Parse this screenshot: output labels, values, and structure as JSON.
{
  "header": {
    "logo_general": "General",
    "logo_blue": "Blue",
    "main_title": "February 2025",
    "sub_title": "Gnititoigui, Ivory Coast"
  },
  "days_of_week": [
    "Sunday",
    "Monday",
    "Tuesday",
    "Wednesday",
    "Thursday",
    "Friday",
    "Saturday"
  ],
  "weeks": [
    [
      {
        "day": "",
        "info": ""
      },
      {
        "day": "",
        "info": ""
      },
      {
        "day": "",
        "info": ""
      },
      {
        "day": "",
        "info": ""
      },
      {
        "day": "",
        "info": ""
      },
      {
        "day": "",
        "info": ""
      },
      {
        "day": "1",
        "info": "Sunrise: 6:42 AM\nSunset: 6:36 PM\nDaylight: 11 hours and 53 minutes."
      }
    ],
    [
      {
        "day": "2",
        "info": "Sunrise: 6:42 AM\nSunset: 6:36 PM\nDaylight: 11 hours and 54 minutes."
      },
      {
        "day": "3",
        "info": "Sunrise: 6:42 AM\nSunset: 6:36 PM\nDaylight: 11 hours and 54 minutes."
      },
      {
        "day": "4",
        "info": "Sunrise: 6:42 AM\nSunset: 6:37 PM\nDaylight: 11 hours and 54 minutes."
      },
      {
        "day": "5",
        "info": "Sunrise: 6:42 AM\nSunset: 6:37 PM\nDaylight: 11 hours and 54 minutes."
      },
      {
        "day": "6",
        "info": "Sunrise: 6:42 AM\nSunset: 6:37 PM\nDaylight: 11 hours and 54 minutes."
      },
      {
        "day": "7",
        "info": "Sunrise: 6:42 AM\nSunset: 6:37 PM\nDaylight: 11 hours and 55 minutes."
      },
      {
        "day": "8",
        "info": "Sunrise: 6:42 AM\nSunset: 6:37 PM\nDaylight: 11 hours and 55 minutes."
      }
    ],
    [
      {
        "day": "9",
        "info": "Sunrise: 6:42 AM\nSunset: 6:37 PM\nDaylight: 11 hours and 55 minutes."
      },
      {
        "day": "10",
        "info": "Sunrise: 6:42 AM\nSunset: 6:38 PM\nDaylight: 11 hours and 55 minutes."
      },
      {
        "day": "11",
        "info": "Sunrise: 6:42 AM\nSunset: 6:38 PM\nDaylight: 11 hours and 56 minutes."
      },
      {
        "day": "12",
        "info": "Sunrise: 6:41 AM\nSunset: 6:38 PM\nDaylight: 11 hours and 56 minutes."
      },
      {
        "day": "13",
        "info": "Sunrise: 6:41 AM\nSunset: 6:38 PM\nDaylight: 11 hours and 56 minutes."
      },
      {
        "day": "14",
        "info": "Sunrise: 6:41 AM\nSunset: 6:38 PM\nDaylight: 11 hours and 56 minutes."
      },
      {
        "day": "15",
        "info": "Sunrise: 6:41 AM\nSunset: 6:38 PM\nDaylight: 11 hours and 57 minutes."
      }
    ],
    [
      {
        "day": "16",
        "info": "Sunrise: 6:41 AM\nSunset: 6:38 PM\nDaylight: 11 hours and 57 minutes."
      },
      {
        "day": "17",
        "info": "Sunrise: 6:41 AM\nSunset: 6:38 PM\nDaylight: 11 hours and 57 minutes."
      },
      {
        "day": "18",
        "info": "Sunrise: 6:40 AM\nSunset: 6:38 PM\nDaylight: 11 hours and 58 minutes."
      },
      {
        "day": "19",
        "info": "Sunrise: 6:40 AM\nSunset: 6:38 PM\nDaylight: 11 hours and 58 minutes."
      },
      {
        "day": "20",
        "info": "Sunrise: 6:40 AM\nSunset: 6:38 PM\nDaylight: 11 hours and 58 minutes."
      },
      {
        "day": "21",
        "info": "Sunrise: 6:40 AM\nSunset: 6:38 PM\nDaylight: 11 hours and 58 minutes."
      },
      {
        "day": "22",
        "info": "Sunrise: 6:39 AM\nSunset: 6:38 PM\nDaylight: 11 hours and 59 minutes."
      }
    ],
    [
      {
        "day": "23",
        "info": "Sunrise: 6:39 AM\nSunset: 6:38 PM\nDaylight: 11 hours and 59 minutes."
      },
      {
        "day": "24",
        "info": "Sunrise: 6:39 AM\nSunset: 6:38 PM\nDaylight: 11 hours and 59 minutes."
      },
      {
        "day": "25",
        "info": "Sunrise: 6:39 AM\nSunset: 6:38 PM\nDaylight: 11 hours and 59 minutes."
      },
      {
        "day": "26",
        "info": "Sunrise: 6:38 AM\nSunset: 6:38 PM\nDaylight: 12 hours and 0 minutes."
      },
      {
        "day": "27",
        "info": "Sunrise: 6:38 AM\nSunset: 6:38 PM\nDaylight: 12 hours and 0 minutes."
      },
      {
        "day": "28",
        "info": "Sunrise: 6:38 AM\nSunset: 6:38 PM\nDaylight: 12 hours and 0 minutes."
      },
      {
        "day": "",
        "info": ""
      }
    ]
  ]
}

━━━

Copy out all of the data exactly, leaving nothing out.

Parse this screenshot: output labels, values, and structure as JSON.
{
  "header": {
    "logo_general": "General",
    "logo_blue": "Blue",
    "main_title": "February 2025",
    "sub_title": "Gnititoigui, Ivory Coast"
  },
  "days_of_week": [
    "Sunday",
    "Monday",
    "Tuesday",
    "Wednesday",
    "Thursday",
    "Friday",
    "Saturday"
  ],
  "weeks": [
    [
      {
        "day": "",
        "info": ""
      },
      {
        "day": "",
        "info": ""
      },
      {
        "day": "",
        "info": ""
      },
      {
        "day": "",
        "info": ""
      },
      {
        "day": "",
        "info": ""
      },
      {
        "day": "",
        "info": ""
      },
      {
        "day": "1",
        "info": "Sunrise: 6:42 AM\nSunset: 6:36 PM\nDaylight: 11 hours and 53 minutes."
      }
    ],
    [
      {
        "day": "2",
        "info": "Sunrise: 6:42 AM\nSunset: 6:36 PM\nDaylight: 11 hours and 54 minutes."
      },
      {
        "day": "3",
        "info": "Sunrise: 6:42 AM\nSunset: 6:36 PM\nDaylight: 11 hours and 54 minutes."
      },
      {
        "day": "4",
        "info": "Sunrise: 6:42 AM\nSunset: 6:37 PM\nDaylight: 11 hours and 54 minutes."
      },
      {
        "day": "5",
        "info": "Sunrise: 6:42 AM\nSunset: 6:37 PM\nDaylight: 11 hours and 54 minutes."
      },
      {
        "day": "6",
        "info": "Sunrise: 6:42 AM\nSunset: 6:37 PM\nDaylight: 11 hours and 54 minutes."
      },
      {
        "day": "7",
        "info": "Sunrise: 6:42 AM\nSunset: 6:37 PM\nDaylight: 11 hours and 55 minutes."
      },
      {
        "day": "8",
        "info": "Sunrise: 6:42 AM\nSunset: 6:37 PM\nDaylight: 11 hours and 55 minutes."
      }
    ],
    [
      {
        "day": "9",
        "info": "Sunrise: 6:42 AM\nSunset: 6:37 PM\nDaylight: 11 hours and 55 minutes."
      },
      {
        "day": "10",
        "info": "Sunrise: 6:42 AM\nSunset: 6:38 PM\nDaylight: 11 hours and 55 minutes."
      },
      {
        "day": "11",
        "info": "Sunrise: 6:42 AM\nSunset: 6:38 PM\nDaylight: 11 hours and 56 minutes."
      },
      {
        "day": "12",
        "info": "Sunrise: 6:41 AM\nSunset: 6:38 PM\nDaylight: 11 hours and 56 minutes."
      },
      {
        "day": "13",
        "info": "Sunrise: 6:41 AM\nSunset: 6:38 PM\nDaylight: 11 hours and 56 minutes."
      },
      {
        "day": "14",
        "info": "Sunrise: 6:41 AM\nSunset: 6:38 PM\nDaylight: 11 hours and 56 minutes."
      },
      {
        "day": "15",
        "info": "Sunrise: 6:41 AM\nSunset: 6:38 PM\nDaylight: 11 hours and 57 minutes."
      }
    ],
    [
      {
        "day": "16",
        "info": "Sunrise: 6:41 AM\nSunset: 6:38 PM\nDaylight: 11 hours and 57 minutes."
      },
      {
        "day": "17",
        "info": "Sunrise: 6:41 AM\nSunset: 6:38 PM\nDaylight: 11 hours and 57 minutes."
      },
      {
        "day": "18",
        "info": "Sunrise: 6:40 AM\nSunset: 6:38 PM\nDaylight: 11 hours and 58 minutes."
      },
      {
        "day": "19",
        "info": "Sunrise: 6:40 AM\nSunset: 6:38 PM\nDaylight: 11 hours and 58 minutes."
      },
      {
        "day": "20",
        "info": "Sunrise: 6:40 AM\nSunset: 6:38 PM\nDaylight: 11 hours and 58 minutes."
      },
      {
        "day": "21",
        "info": "Sunrise: 6:40 AM\nSunset: 6:38 PM\nDaylight: 11 hours and 58 minutes."
      },
      {
        "day": "22",
        "info": "Sunrise: 6:39 AM\nSunset: 6:38 PM\nDaylight: 11 hours and 59 minutes."
      }
    ],
    [
      {
        "day": "23",
        "info": "Sunrise: 6:39 AM\nSunset: 6:38 PM\nDaylight: 11 hours and 59 minutes."
      },
      {
        "day": "24",
        "info": "Sunrise: 6:39 AM\nSunset: 6:38 PM\nDaylight: 11 hours and 59 minutes."
      },
      {
        "day": "25",
        "info": "Sunrise: 6:39 AM\nSunset: 6:38 PM\nDaylight: 11 hours and 59 minutes."
      },
      {
        "day": "26",
        "info": "Sunrise: 6:38 AM\nSunset: 6:38 PM\nDaylight: 12 hours and 0 minutes."
      },
      {
        "day": "27",
        "info": "Sunrise: 6:38 AM\nSunset: 6:38 PM\nDaylight: 12 hours and 0 minutes."
      },
      {
        "day": "28",
        "info": "Sunrise: 6:38 AM\nSunset: 6:38 PM\nDaylight: 12 hours and 0 minutes."
      },
      {
        "day": "",
        "info": ""
      }
    ]
  ]
}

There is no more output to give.